OBJECTIVE: Starting at the line that contains "Type out the text in this image.", write out each line through the end of the data below, exactly as it stands. Skip any pictures.

----------

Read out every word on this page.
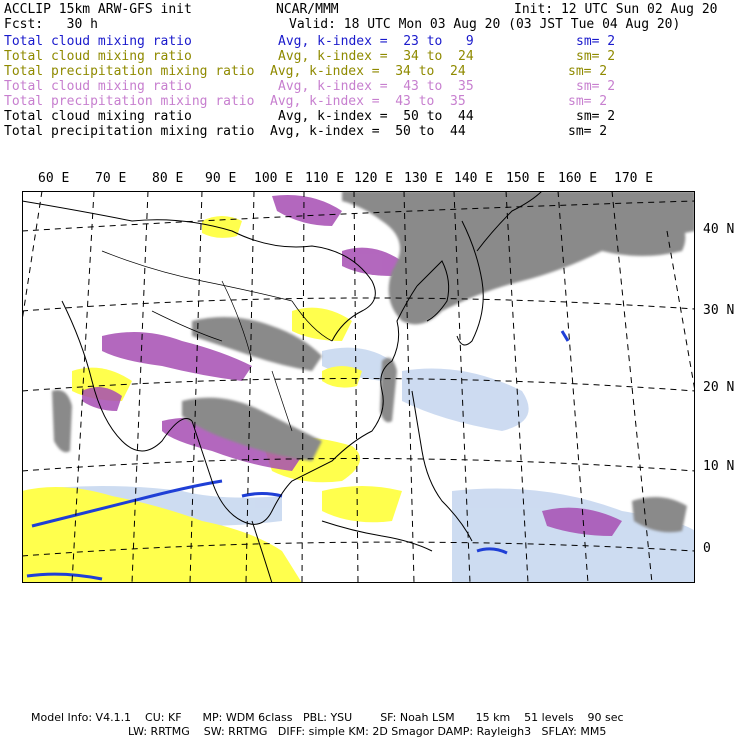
ACCLIP 15km ARW-GFS init	NCAR/MMM	Init: 12 UTC Sun 02 Aug 20
Fcst:   30 h	Valid: 18 UTC Mon 03 Aug 20 (03 JST Tue 04 Aug 20)
Total cloud mixing ratio	Avg, k-index =  23 to   9	sm= 2
Total cloud mixing ratio	Avg, k-index =  34 to  24	sm= 2
Total precipitation mixing ratio Avg, k-index =  34 to  24	sm= 2
Total cloud mixing ratio	Avg, k-index =  43 to  35	sm= 2
Total precipitation mixing ratio Avg, k-index =  43 to  35	sm= 2
Total cloud mixing ratio	Avg, k-index =  50 to  44	sm= 2
Total precipitation mixing ratio Avg, k-index =  50 to  44	sm= 2
60 E 70 E 80 E 90 E 100 E 110 E 120 E 130 E 140 E 150 E 160 E 170 E
40 N
30 N
20 N
10 N
0
Model Info: V4.1.1    CU: KF      MP: WDM 6class   PBL: YSU        SF: Noah LSM      15 km    51 levels    90 sec
LW: RRTMG    SW: RRTMG   DIFF: simple KM: 2D Smagor DAMP: Rayleigh3   SFLAY: MM5
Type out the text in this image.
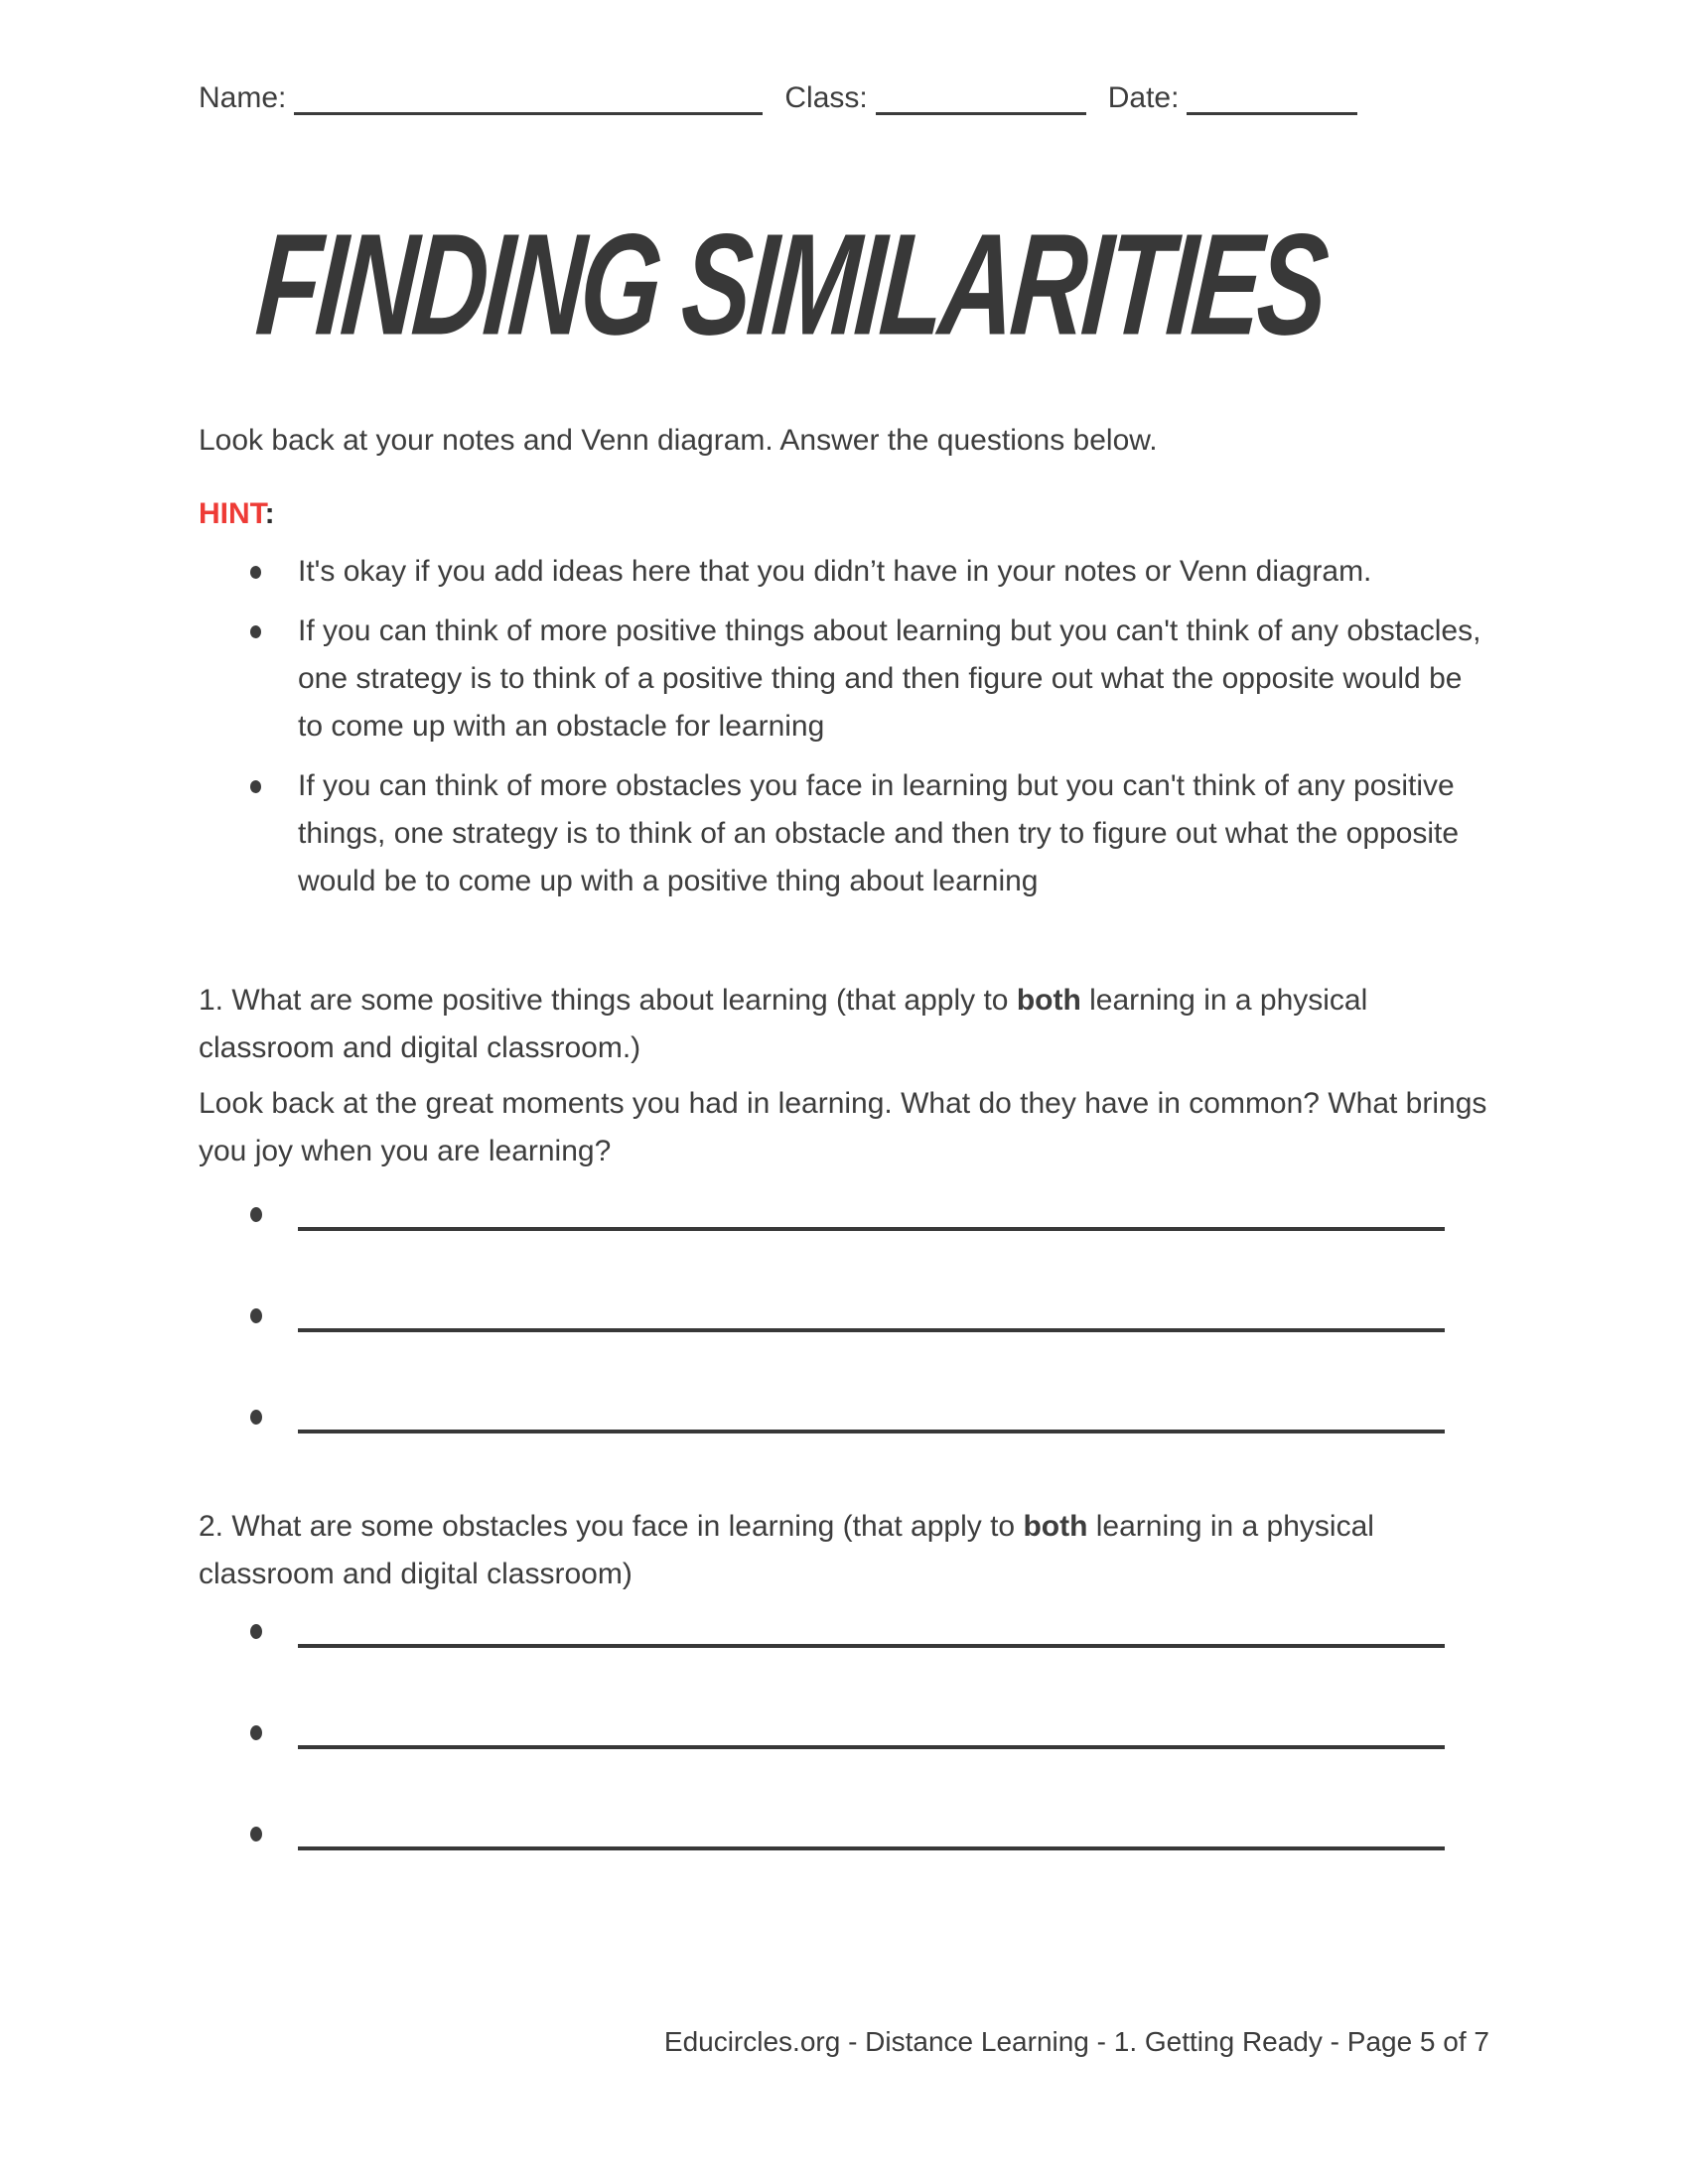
Name:	Class:	Date:
FINDING SIMILARITIES
Look back at your notes and Venn diagram. Answer the questions below.
HINT:
It's okay if you add ideas here that you didn’t have in your notes or Venn diagram.
If you can think of more positive things about learning but you can't think of any obstacles, one strategy is to think of a positive thing and then figure out what the opposite would be to come up with an obstacle for learning
If you can think of more obstacles you face in learning but you can't think of any positive things, one strategy is to think of an obstacle and then try to figure out what the opposite would be to come up with a positive thing about learning
1. What are some positive things about learning (that apply to both learning in a physical classroom and digital classroom.)
Look back at the great moments you had in learning. What do they have in common? What brings you joy when you are learning?
2. What are some obstacles you face in learning (that apply to both learning in a physical classroom and digital classroom)
Educircles.org - Distance Learning - 1. Getting Ready - Page 5 of 7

----------

EXPECTED ANSWER:
Type out the text in this image.
Name:	Class:	Date:
FINDING SIMILARITIES
Look back at your notes and Venn diagram. Answer the questions below.
HINT:
It's okay if you add ideas here that you didn’t have in your notes or Venn diagram.
If you can think of more positive things about learning but you can't think of any obstacles, one strategy is to think of a positive thing and then figure out what the opposite would be to come up with an obstacle for learning
If you can think of more obstacles you face in learning but you can't think of any positive things, one strategy is to think of an obstacle and then try to figure out what the opposite would be to come up with a positive thing about learning
1. What are some positive things about learning (that apply to both learning in a physical classroom and digital classroom.)
Look back at the great moments you had in learning. What do they have in common? What brings you joy when you are learning?
2. What are some obstacles you face in learning (that apply to both learning in a physical classroom and digital classroom)
Educircles.org - Distance Learning - 1. Getting Ready - Page 5 of 7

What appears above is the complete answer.